Brano:
Purtroppo devo fare la levataccia alle 5.50 per essere a Santhià alle 7.30 per l'appuntamento con Rudi, poi alle 8.30 siamo al ritrovo presso il negozio Hop Cycle : ritiriamo pacco gara e numero, ci vestiamo per proteggerci da pioggia e umidità, ma basta comunque la felpa Cingravel con smanicato sopra.
Partiamo in gruppo su sentierini fangosi in mezzo ai campi, piano piano ci sgraniamo passando su strade asfaltate e sterrate, usando la traccia fornita (non ci sono cartelli o frecce).
Il percorso non prevede salite, ma strade ciclabili lungo canali o navigli, queste sì ben segnalate e frequentate, ma anche sentieri in mezzo ai boschi (i pezzi più belli e divertenti).
Anche i passaggi tra le cittadine milanesi di questa zona hanno il loro fascino : posti con poca gente, molta umidità, tanti ciclisti.
Ci fermiamo all'unico ristoro previsto in un parco vicino al Ticino, a base di panettone e baci di dama, poi ripartiamo pedalando ancora su strade asfaltate secondarie o con ghiaia, senza pietre ma tanto fango.
Ultima sosta a sorpresa in una cascina a -10 km dall'arrivo, a base di buonissimi biscotti caserecci e tè caldo, ci stava proprio bene.
Infine torniamo a Pogliano e ci fermiamo al pasta party finale al pub Paddy Cullens, con birra e un'ottima zuppa proteica vegetariana...ottima scelta.

(Dati di rilevamento del layout dei documenti)
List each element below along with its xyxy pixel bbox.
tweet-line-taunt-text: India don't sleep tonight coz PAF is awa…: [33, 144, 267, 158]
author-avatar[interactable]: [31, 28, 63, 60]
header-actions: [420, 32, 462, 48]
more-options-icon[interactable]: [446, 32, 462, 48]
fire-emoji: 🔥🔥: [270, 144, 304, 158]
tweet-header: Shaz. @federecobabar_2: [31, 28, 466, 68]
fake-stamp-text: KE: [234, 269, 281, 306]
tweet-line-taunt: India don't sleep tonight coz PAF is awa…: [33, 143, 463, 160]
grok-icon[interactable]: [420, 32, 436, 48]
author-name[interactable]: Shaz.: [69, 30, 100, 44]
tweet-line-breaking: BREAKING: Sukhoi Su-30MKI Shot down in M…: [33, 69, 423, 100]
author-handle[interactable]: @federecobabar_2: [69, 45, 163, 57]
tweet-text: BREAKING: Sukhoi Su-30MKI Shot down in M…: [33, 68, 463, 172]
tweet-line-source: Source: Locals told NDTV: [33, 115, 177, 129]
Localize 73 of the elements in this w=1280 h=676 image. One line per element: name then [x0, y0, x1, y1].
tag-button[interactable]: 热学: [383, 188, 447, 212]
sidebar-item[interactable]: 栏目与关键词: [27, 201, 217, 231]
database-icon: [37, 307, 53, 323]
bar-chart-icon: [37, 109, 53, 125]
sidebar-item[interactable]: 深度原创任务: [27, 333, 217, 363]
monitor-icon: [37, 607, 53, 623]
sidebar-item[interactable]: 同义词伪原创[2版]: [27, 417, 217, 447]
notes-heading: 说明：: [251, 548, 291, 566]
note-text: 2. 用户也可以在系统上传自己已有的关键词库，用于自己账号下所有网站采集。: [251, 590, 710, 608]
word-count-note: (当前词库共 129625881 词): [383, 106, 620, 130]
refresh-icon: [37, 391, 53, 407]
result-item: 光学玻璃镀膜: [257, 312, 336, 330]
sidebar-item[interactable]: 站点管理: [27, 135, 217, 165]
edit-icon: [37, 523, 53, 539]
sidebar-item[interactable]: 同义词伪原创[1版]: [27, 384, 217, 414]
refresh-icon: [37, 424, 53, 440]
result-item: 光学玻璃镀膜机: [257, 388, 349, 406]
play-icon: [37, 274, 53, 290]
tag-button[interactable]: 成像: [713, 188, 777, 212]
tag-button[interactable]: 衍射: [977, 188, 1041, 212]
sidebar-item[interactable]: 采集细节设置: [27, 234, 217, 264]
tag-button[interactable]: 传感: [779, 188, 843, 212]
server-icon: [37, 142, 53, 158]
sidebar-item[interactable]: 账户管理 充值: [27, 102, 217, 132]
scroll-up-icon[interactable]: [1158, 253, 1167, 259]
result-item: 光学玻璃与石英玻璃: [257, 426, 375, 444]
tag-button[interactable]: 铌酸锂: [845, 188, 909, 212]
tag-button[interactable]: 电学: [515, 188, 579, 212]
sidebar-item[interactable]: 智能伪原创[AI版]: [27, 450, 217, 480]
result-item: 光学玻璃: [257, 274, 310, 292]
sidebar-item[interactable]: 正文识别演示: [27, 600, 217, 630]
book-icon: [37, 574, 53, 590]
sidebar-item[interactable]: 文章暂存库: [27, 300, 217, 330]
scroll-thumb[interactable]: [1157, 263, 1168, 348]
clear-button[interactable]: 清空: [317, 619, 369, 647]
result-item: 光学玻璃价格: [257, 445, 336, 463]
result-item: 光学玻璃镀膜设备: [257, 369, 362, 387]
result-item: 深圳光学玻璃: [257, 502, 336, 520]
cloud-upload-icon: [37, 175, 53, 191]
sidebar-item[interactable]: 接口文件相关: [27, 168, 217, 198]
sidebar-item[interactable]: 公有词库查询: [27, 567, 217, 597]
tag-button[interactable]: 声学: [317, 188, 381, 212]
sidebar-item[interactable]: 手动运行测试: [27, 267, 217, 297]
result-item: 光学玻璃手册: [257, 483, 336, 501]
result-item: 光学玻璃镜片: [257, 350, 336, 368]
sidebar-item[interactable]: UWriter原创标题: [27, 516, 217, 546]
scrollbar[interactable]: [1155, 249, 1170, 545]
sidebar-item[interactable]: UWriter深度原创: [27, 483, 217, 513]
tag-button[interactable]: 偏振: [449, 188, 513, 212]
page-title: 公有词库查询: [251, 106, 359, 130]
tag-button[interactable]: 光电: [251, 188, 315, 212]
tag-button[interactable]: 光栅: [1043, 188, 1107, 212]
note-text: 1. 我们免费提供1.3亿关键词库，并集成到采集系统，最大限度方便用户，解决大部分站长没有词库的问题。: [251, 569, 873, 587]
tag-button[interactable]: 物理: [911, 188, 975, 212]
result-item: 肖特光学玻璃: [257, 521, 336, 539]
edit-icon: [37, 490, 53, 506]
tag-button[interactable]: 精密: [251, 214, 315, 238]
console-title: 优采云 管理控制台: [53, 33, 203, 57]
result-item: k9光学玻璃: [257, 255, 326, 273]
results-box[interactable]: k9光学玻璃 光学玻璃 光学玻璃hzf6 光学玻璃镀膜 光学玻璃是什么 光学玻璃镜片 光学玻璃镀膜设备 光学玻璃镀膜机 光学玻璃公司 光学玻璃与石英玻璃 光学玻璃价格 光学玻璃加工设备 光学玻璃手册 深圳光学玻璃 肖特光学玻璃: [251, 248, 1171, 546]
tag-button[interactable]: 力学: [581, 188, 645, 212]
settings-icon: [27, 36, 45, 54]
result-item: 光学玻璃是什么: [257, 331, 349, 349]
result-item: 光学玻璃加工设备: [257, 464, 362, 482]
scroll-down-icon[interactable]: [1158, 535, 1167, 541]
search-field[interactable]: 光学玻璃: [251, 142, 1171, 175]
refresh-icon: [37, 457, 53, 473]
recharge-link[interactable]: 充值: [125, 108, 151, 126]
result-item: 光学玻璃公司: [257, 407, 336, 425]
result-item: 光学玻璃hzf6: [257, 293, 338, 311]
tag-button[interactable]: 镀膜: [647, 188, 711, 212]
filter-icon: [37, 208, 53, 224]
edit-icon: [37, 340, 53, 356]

Consegne:
1. Nel racconto della pedalata, dove si trova l'unico ristoro previsto?
2. Riscrivi il racconto della pedalata da "Purtroppo devo fare" a "belli e divertenti).", mettendo "viottoli" al posto di "sentierini".

Soluzioni:
1. In un parco vicino al Ticino.

2.
Purtroppo devo fare la levataccia alle 5.50 per essere a Santhià alle 7.30 per l'appuntamento con Rudi, poi alle 8.30 siamo al ritrovo presso il negozio Hop Cycle : ritiriamo pacco gara e numero, ci vestiamo per proteggerci da pioggia e umidità, ma basta comunque la felpa Cingravel con smanicato sopra.
Partiamo in gruppo su viottoli fangosi in mezzo ai campi, piano piano ci sgraniamo passando su strade asfaltate e sterrate, usando la traccia fornita (non ci sono cartelli o frecce).
Il percorso non prevede salite, ma strade ciclabili lungo canali o navigli, queste sì ben segnalate e frequentate, ma anche sentieri in mezzo ai boschi (i pezzi più belli e divertenti).